(Chart and figure data)
-=-=-
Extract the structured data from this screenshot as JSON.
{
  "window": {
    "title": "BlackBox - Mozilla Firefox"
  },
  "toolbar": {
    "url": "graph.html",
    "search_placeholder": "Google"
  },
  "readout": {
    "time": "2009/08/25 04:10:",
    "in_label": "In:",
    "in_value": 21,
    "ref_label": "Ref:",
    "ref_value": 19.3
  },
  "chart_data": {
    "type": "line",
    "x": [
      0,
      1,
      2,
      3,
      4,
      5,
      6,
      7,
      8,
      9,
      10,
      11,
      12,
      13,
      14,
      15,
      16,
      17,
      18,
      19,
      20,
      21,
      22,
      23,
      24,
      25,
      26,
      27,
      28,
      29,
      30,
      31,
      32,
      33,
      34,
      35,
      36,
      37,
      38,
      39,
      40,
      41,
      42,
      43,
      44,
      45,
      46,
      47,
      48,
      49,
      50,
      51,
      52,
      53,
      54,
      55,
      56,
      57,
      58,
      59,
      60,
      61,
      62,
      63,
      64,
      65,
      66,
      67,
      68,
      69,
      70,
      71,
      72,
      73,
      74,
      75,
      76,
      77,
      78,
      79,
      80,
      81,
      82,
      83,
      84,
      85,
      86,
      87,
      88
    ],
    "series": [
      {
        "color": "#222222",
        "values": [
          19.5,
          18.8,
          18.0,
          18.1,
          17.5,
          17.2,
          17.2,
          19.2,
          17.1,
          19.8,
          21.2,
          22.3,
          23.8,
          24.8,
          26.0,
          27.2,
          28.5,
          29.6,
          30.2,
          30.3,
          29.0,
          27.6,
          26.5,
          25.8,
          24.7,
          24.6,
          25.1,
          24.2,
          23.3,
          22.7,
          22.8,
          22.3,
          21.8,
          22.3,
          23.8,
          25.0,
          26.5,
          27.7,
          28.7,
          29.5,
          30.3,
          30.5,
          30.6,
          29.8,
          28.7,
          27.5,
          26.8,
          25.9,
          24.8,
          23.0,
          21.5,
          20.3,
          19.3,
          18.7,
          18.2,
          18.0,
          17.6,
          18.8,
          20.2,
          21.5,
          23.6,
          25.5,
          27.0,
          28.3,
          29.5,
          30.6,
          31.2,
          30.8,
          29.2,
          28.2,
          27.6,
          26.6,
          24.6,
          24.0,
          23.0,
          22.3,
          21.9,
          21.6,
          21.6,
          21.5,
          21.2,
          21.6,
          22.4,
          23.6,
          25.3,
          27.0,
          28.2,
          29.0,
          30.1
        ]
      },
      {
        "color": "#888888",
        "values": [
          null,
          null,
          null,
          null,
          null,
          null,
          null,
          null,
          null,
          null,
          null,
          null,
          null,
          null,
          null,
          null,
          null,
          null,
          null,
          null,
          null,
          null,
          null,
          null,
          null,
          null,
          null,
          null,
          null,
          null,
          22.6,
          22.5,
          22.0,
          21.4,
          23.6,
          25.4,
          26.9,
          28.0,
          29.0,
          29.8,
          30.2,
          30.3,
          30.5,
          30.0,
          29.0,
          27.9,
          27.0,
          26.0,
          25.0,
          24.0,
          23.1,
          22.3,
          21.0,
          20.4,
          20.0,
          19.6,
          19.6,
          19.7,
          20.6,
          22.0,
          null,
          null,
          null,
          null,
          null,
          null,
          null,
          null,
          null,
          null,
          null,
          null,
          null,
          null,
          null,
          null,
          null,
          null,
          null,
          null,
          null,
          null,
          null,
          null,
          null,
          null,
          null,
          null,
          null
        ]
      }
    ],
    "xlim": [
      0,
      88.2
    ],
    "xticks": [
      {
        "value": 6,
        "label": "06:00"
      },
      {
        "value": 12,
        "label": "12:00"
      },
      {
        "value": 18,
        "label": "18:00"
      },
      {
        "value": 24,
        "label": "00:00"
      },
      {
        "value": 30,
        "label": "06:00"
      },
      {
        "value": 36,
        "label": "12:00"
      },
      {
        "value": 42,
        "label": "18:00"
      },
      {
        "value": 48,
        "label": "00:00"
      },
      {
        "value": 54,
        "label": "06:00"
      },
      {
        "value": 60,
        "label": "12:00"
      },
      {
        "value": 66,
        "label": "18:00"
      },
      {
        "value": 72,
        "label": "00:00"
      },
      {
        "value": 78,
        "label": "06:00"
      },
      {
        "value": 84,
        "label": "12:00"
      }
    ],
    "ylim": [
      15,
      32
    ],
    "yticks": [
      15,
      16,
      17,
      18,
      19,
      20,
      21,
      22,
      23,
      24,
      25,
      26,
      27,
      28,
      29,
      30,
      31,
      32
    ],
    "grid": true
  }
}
-=-=-
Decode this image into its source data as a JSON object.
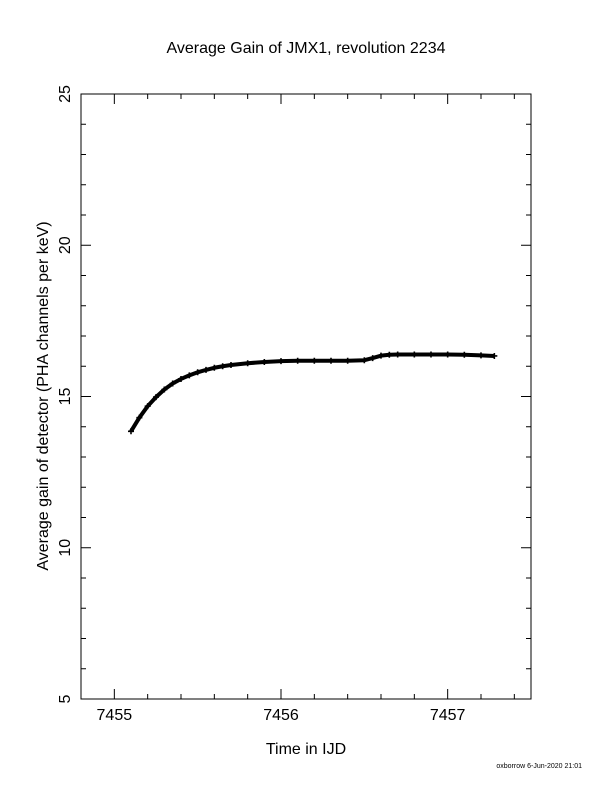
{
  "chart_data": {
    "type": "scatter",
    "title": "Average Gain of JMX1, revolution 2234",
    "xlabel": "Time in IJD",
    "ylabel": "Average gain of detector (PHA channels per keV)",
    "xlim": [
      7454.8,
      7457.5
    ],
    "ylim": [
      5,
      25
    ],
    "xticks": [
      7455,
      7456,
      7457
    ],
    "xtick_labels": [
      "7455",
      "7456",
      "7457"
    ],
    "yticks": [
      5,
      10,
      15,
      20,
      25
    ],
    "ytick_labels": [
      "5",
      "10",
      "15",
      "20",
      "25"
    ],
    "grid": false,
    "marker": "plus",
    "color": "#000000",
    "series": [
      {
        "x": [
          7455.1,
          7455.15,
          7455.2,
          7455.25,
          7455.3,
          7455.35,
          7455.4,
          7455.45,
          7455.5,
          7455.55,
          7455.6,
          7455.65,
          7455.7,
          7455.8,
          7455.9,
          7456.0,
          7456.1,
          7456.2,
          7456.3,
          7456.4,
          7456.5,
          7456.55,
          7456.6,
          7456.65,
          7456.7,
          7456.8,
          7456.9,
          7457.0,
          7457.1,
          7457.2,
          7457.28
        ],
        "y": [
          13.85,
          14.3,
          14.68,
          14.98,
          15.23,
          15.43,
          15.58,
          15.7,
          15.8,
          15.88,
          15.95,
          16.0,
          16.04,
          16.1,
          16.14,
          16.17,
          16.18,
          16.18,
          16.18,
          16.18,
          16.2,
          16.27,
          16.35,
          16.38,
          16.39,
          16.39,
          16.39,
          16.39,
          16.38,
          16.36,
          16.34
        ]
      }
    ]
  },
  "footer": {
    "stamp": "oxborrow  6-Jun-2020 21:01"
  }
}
-=-=-
* **Your goal**: For each line of the listing that holds the word "Average", show that line.

* **Task solution**:
    "title": "Average Gain of JMX1, revolution 2234",
    "ylabel": "Average gain of detector (PHA channels per keV)",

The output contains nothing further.